* [To do]: Could you reproduce the rows from the line with "page-title: 音频裁剪 <box>180 50 252 71</box>" up to and including the line with "length-label: 截取长度 <box>183 236 248 255</box>", changing "wifi-icon" to "network-icon" and keeping everything else the same?

* [Input]:
━━━━━━━━━━━━━━━━━━━━
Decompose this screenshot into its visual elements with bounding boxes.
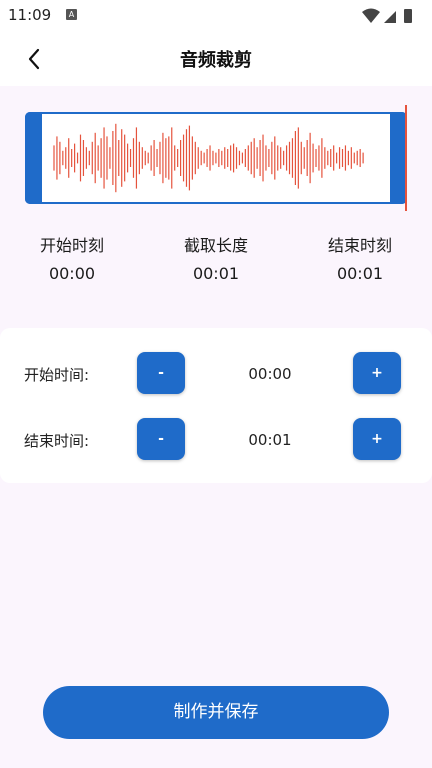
page-title: 音频裁剪 <box>180 50 252 71</box>
playhead-marker[interactable] <box>405 105 407 211</box>
wifi-icon <box>362 8 380 23</box>
start-time-label: 开始时间: <box>24 366 90 384</box>
waveform <box>53 123 364 193</box>
end-time-label: 结束时间: <box>24 432 90 450</box>
length-label: 截取长度 <box>183 236 248 255</box>
start-time-value: 00:00 <box>248 365 292 383</box>
start-moment-label: 开始时刻 <box>39 236 104 255</box>
length-value: 00:01 <box>192 264 240 283</box>
start-increment-button[interactable]: + <box>353 352 401 394</box>
signal-icon <box>384 11 396 23</box>
start-moment-value: 00:00 <box>48 264 96 283</box>
end-moment-info: 结束时刻 00:01 <box>300 232 420 283</box>
start-moment-info: 开始时刻 00:00 <box>12 232 132 283</box>
length-info: 截取长度 00:01 <box>156 232 276 283</box>
end-moment-value: 00:01 <box>336 264 384 283</box>
end-time-value: 00:01 <box>248 431 292 449</box>
status-icons <box>362 8 412 23</box>
waveform-selection[interactable] <box>25 112 407 204</box>
battery-icon <box>404 9 412 23</box>
app-bar: 音频裁剪 <box>0 32 432 86</box>
status-bar: 11:09 A <box>0 0 432 32</box>
save-button[interactable]: 制作并保存 <box>43 686 389 739</box>
end-increment-button[interactable]: + <box>353 418 401 460</box>
time-controls-card: 开始时间: - 00:00 + 结束时间: - 00:01 + <box>0 328 432 483</box>
start-decrement-button[interactable]: - <box>137 352 185 394</box>
trim-start-handle[interactable] <box>25 112 42 204</box>
end-decrement-button[interactable]: - <box>137 418 185 460</box>
end-moment-label: 结束时刻 <box>327 236 392 255</box>
status-time: 11:09 <box>8 6 52 24</box>
a-icon: A <box>66 9 77 20</box>
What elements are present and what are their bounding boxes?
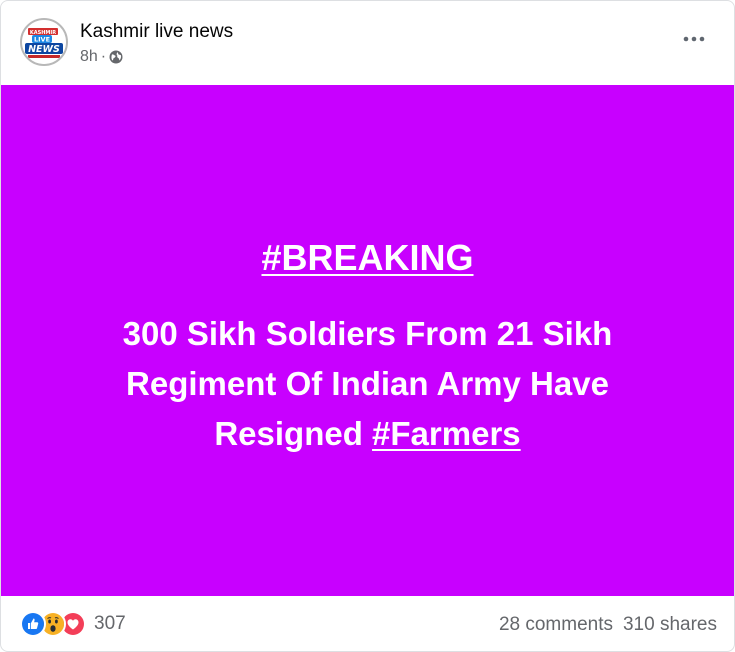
post-card: KASHMIR LIVE NEWS Kashmir live news 8h · <box>0 0 735 652</box>
meta-separator: · <box>100 48 107 65</box>
post-footer: 307 28 comments 310 shares <box>1 597 734 651</box>
image-body-text: 300 Sikh Soldiers From 21 Sikh Regiment … <box>61 309 674 459</box>
more-options-icon <box>683 36 705 42</box>
logo-bottom-text: NEWS <box>28 44 60 55</box>
image-body-main: 300 Sikh Soldiers From 21 Sikh Regiment … <box>122 315 613 452</box>
logo-mid-text: LIVE <box>34 36 50 44</box>
comments-count-link[interactable]: 28 comments <box>499 614 613 636</box>
engagement-counts: 28 comments 310 shares <box>499 614 717 636</box>
post-meta: 8h · <box>80 48 123 66</box>
reactions-summary[interactable]: 307 <box>20 611 126 637</box>
like-icon <box>20 611 46 637</box>
image-body-hashtag: #Farmers <box>372 415 521 452</box>
more-options-button[interactable] <box>680 29 708 49</box>
page-name-link[interactable]: Kashmir live news <box>80 21 233 43</box>
reaction-count: 307 <box>94 613 126 634</box>
post-header: KASHMIR LIVE NEWS Kashmir live news 8h · <box>1 1 734 84</box>
page-logo-icon: KASHMIR LIVE NEWS <box>22 20 66 64</box>
globe-icon <box>109 50 123 64</box>
page-avatar[interactable]: KASHMIR LIVE NEWS <box>20 18 68 66</box>
image-headline: #BREAKING <box>261 237 474 278</box>
post-timestamp[interactable]: 8h <box>80 48 98 66</box>
shares-count-link[interactable]: 310 shares <box>623 614 717 636</box>
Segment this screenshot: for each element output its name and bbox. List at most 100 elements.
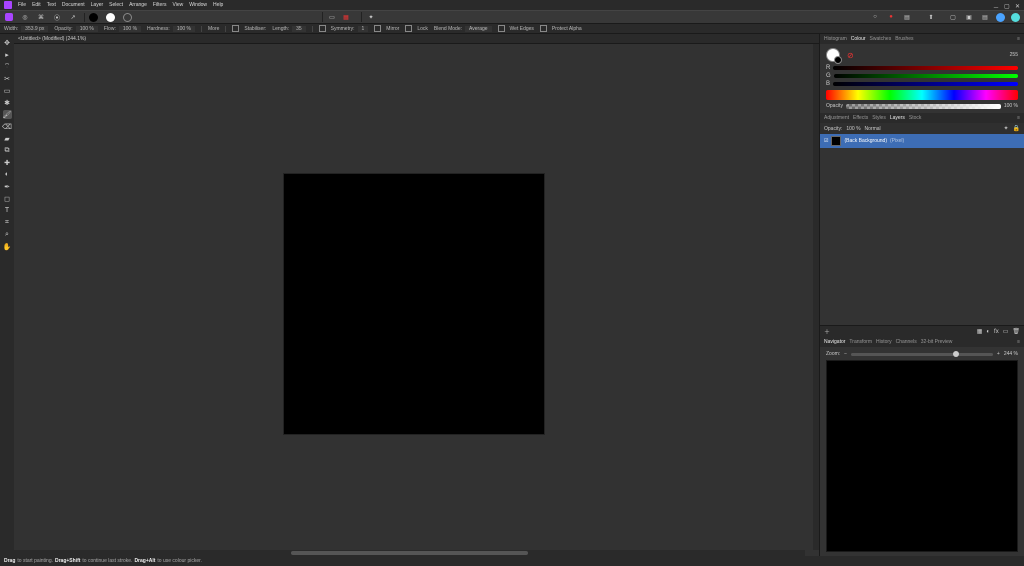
background-swatch[interactable]	[106, 13, 115, 22]
canvas[interactable]	[284, 174, 544, 434]
h-scrollbar[interactable]	[14, 550, 805, 556]
layer-blend-dropdown[interactable]: Normal	[865, 126, 881, 132]
tab-stock[interactable]: Stock	[909, 115, 922, 121]
menu-file[interactable]: File	[18, 2, 26, 8]
ctx-more[interactable]: More	[208, 26, 219, 32]
panel-menu-icon[interactable]: ≡	[1017, 339, 1020, 345]
menu-edit[interactable]: Edit	[32, 2, 41, 8]
zoom-tool-icon[interactable]: ⌕	[3, 230, 12, 239]
ctx-stabiliser[interactable]: Stabiliser:	[232, 25, 266, 32]
h-scroll-thumb[interactable]	[291, 551, 528, 555]
secondary-colour-swatch[interactable]	[834, 56, 842, 64]
no-colour-swatch[interactable]	[123, 13, 132, 22]
viewport[interactable]	[14, 44, 819, 556]
dodge-tool-icon[interactable]: ◐	[3, 170, 12, 179]
zoom-out-icon[interactable]: −	[844, 351, 847, 357]
foreground-swatch[interactable]	[89, 13, 98, 22]
fill-tool-icon[interactable]: ▰	[3, 134, 12, 143]
flood-select-icon[interactable]: ✱	[3, 98, 12, 107]
tab-layers[interactable]: Layers	[890, 115, 905, 121]
persona-export-icon[interactable]: ↗	[68, 12, 78, 22]
ctx-flow[interactable]: Flow:100 %	[104, 26, 141, 32]
text-tool-icon[interactable]: T	[3, 206, 12, 215]
paint-brush-icon[interactable]: 🖌	[3, 110, 12, 119]
fx-layer-icon[interactable]: fx	[994, 329, 999, 335]
add-layer-icon[interactable]: ＋	[824, 327, 830, 336]
selection-tool-icon[interactable]: ▭	[3, 86, 12, 95]
hand-tool-icon[interactable]: ✋	[3, 242, 12, 251]
slider-b[interactable]: B	[826, 81, 1018, 87]
move-tool-icon[interactable]: ✥	[3, 38, 12, 47]
zoom-in-icon[interactable]: +	[997, 351, 1000, 357]
mesh-tool-icon[interactable]: ⌗	[3, 218, 12, 227]
account-avatar[interactable]	[996, 13, 1005, 22]
crop-tool-icon[interactable]: ✂	[3, 74, 12, 83]
ctx-wetedges[interactable]: Wet Edges	[498, 25, 534, 32]
tab-transform[interactable]: Transform	[849, 339, 872, 345]
v-scrollbar[interactable]	[813, 44, 819, 550]
clone-tool-icon[interactable]: ⧉	[3, 146, 12, 155]
persona-tone-icon[interactable]: ⦿	[52, 12, 62, 22]
ctx-symmetry[interactable]: Symmetry:1	[319, 25, 369, 32]
menu-document[interactable]: Document	[62, 2, 85, 8]
menu-help[interactable]: Help	[213, 2, 223, 8]
ctx-opacity[interactable]: Opacity:100 %	[54, 26, 98, 32]
minimize-icon[interactable]: －	[993, 3, 998, 8]
delete-layer-icon[interactable]: 🗑	[1012, 328, 1020, 335]
slider-g[interactable]: G	[826, 73, 1018, 79]
layer-fx-icon[interactable]: ✦	[1003, 125, 1008, 132]
snapping-icon[interactable]: ✦	[366, 12, 376, 22]
assistant-icon[interactable]: ⬆	[926, 12, 936, 22]
arrange-icon1[interactable]: ▢	[948, 12, 958, 22]
tab-navigator[interactable]: Navigator	[824, 339, 845, 345]
assist-toggle-icon[interactable]: ○	[870, 12, 880, 22]
layer-item[interactable]: ☑ (Back Background) (Pixel)	[820, 134, 1024, 148]
quickmask-icon[interactable]: ▭	[327, 12, 337, 22]
erase-tool-icon[interactable]: ⌫	[3, 122, 12, 131]
menu-select[interactable]: Select	[109, 2, 123, 8]
mask-layer-icon[interactable]: ▦	[977, 328, 983, 335]
primary-colour-swatch[interactable]	[826, 48, 840, 62]
layer-opacity-value[interactable]: 100 %	[846, 126, 860, 132]
zoom-value[interactable]: 244 %	[1004, 351, 1018, 357]
document-tab[interactable]: <Untitled> (Modified) (244.1%)	[14, 34, 819, 44]
panel-menu-icon[interactable]: ≡	[1017, 36, 1020, 42]
account-avatar-2[interactable]	[1011, 13, 1020, 22]
colour-opacity[interactable]: Opacity 100 %	[826, 103, 1018, 109]
navigator-preview[interactable]	[826, 360, 1018, 552]
group-layer-icon[interactable]: ▭	[1003, 328, 1009, 335]
tab-styles[interactable]: Styles	[872, 115, 886, 121]
zoom-slider[interactable]	[851, 353, 993, 356]
assist-toggle3-icon[interactable]: ▤	[902, 12, 912, 22]
pen-tool-icon[interactable]: ✒	[3, 182, 12, 191]
ctx-hardness[interactable]: Hardness:100 %	[147, 26, 195, 32]
colour-picker-icon[interactable]: ⌔	[3, 62, 12, 71]
ctx-length[interactable]: Length:35	[272, 26, 305, 32]
menu-arrange[interactable]: Arrange	[129, 2, 147, 8]
tab-swatches[interactable]: Swatches	[870, 36, 892, 42]
tab-32bit[interactable]: 32-bit Preview	[921, 339, 953, 345]
tab-channels[interactable]: Channels	[896, 339, 917, 345]
ctx-blend[interactable]: Blend Mode:Average	[434, 26, 492, 32]
menu-filters[interactable]: Filters	[153, 2, 167, 8]
refine-icon[interactable]: ▦	[341, 12, 351, 22]
no-fill-icon[interactable]: ⊘	[847, 51, 854, 60]
persona-liquify-icon[interactable]: ◎	[20, 12, 30, 22]
close-icon[interactable]: ✕	[1015, 3, 1020, 8]
menu-text[interactable]: Text	[47, 2, 56, 8]
adjustment-layer-icon[interactable]: ◐	[986, 329, 990, 335]
tab-adjustment[interactable]: Adjustment	[824, 115, 849, 121]
arrange-icon2[interactable]: ▣	[964, 12, 974, 22]
shape-tool-icon[interactable]: ◻	[3, 194, 12, 203]
tab-history[interactable]: History	[876, 339, 892, 345]
arrange-icon3[interactable]: ▤	[980, 12, 990, 22]
ctx-lock[interactable]: Lock	[405, 25, 428, 32]
persona-photo-icon[interactable]	[4, 12, 14, 22]
tab-histogram[interactable]: Histogram	[824, 36, 847, 42]
tab-colour[interactable]: Colour	[851, 36, 866, 42]
menu-view[interactable]: View	[173, 2, 184, 8]
panel-menu-icon[interactable]: ≡	[1017, 115, 1020, 121]
maximize-icon[interactable]: ▢	[1004, 3, 1009, 8]
tab-brushes[interactable]: Brushes	[895, 36, 913, 42]
slider-r[interactable]: R	[826, 65, 1018, 71]
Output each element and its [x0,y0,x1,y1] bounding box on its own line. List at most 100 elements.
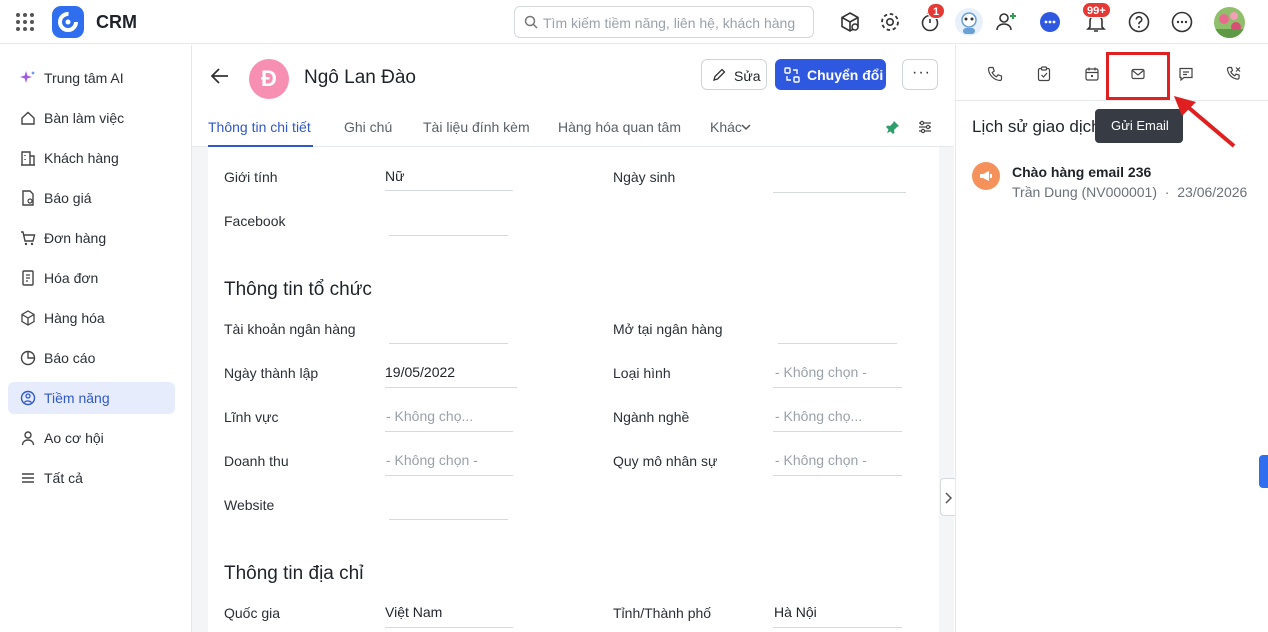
━━━━━━━━━━━━━━━━━━━━
* [Solution below]:
page-title: 音频裁剪 <box>180 50 252 71</box>
playhead-marker[interactable] <box>405 105 407 211</box>
network-icon <box>362 8 380 23</box>
start-time-label: 开始时间: <box>24 366 90 384</box>
waveform <box>53 123 364 193</box>
end-time-label: 结束时间: <box>24 432 90 450</box>
length-label: 截取长度 <box>183 236 248 255</box>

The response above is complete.